## begin Data for this task

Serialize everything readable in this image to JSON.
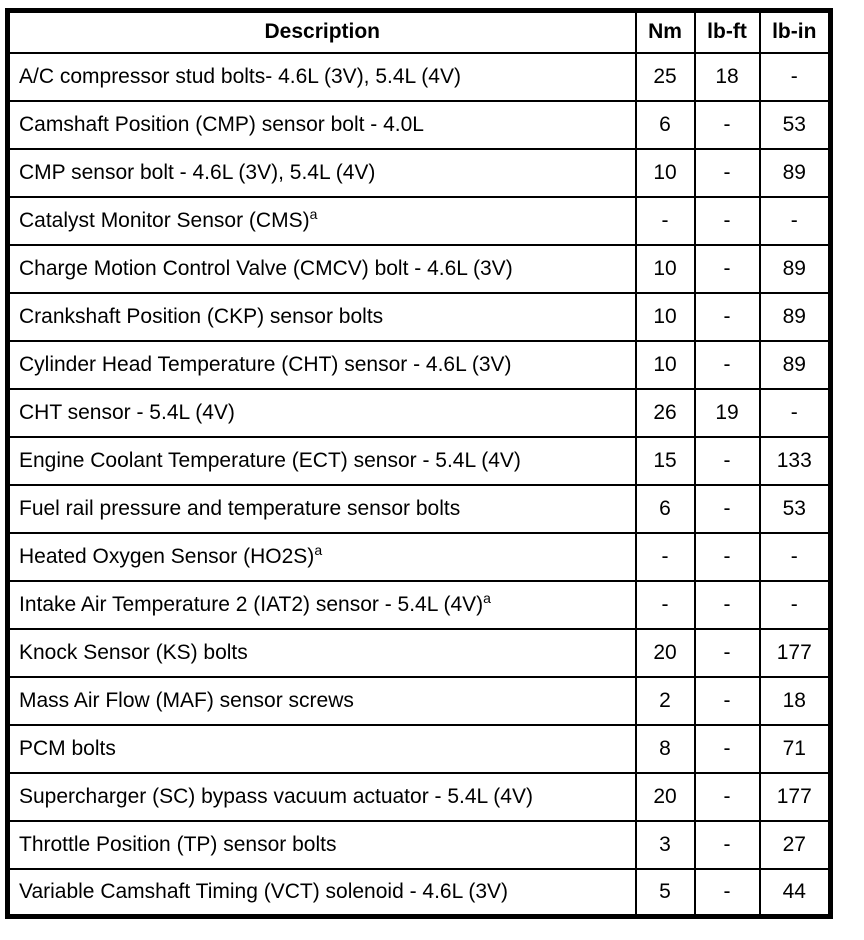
{
  "table": {
    "headers": {
      "description": "Description",
      "nm": "Nm",
      "lbft": "lb-ft",
      "lbin": "lb-in"
    },
    "rows": [
      {
        "description": "A/C compressor stud bolts- 4.6L (3V), 5.4L (4V)",
        "sup": "",
        "nm": "25",
        "lbft": "18",
        "lbin": "-"
      },
      {
        "description": "Camshaft Position (CMP) sensor bolt - 4.0L",
        "sup": "",
        "nm": "6",
        "lbft": "-",
        "lbin": "53"
      },
      {
        "description": "CMP sensor bolt - 4.6L (3V), 5.4L (4V)",
        "sup": "",
        "nm": "10",
        "lbft": "-",
        "lbin": "89"
      },
      {
        "description": "Catalyst Monitor Sensor (CMS)",
        "sup": "a",
        "nm": "-",
        "lbft": "-",
        "lbin": "-"
      },
      {
        "description": "Charge Motion Control Valve (CMCV) bolt - 4.6L (3V)",
        "sup": "",
        "nm": "10",
        "lbft": "-",
        "lbin": "89"
      },
      {
        "description": "Crankshaft Position (CKP) sensor bolts",
        "sup": "",
        "nm": "10",
        "lbft": "-",
        "lbin": "89"
      },
      {
        "description": "Cylinder Head Temperature (CHT) sensor - 4.6L (3V)",
        "sup": "",
        "nm": "10",
        "lbft": "-",
        "lbin": "89"
      },
      {
        "description": "CHT sensor - 5.4L (4V)",
        "sup": "",
        "nm": "26",
        "lbft": "19",
        "lbin": "-"
      },
      {
        "description": "Engine Coolant Temperature (ECT) sensor - 5.4L (4V)",
        "sup": "",
        "nm": "15",
        "lbft": "-",
        "lbin": "133"
      },
      {
        "description": "Fuel rail pressure and temperature sensor bolts",
        "sup": "",
        "nm": "6",
        "lbft": "-",
        "lbin": "53"
      },
      {
        "description": "Heated Oxygen Sensor (HO2S)",
        "sup": "a",
        "nm": "-",
        "lbft": "-",
        "lbin": "-"
      },
      {
        "description": "Intake Air Temperature 2 (IAT2) sensor - 5.4L (4V)",
        "sup": "a",
        "nm": "-",
        "lbft": "-",
        "lbin": "-"
      },
      {
        "description": "Knock Sensor (KS) bolts",
        "sup": "",
        "nm": "20",
        "lbft": "-",
        "lbin": "177"
      },
      {
        "description": "Mass Air Flow (MAF) sensor screws",
        "sup": "",
        "nm": "2",
        "lbft": "-",
        "lbin": "18"
      },
      {
        "description": "PCM bolts",
        "sup": "",
        "nm": "8",
        "lbft": "-",
        "lbin": "71"
      },
      {
        "description": "Supercharger (SC) bypass vacuum actuator - 5.4L (4V)",
        "sup": "",
        "nm": "20",
        "lbft": "-",
        "lbin": "177"
      },
      {
        "description": "Throttle Position (TP) sensor bolts",
        "sup": "",
        "nm": "3",
        "lbft": "-",
        "lbin": "27"
      },
      {
        "description": "Variable Camshaft Timing (VCT) solenoid - 4.6L (3V)",
        "sup": "",
        "nm": "5",
        "lbft": "-",
        "lbin": "44"
      }
    ]
  },
  "colors": {
    "border": "#000000",
    "background": "#ffffff",
    "text": "#000000"
  }
}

## end Data for this task

Request: Examine the data above and state how many of its lines contain the word "Camshaft", with no further remarks.

The result: 2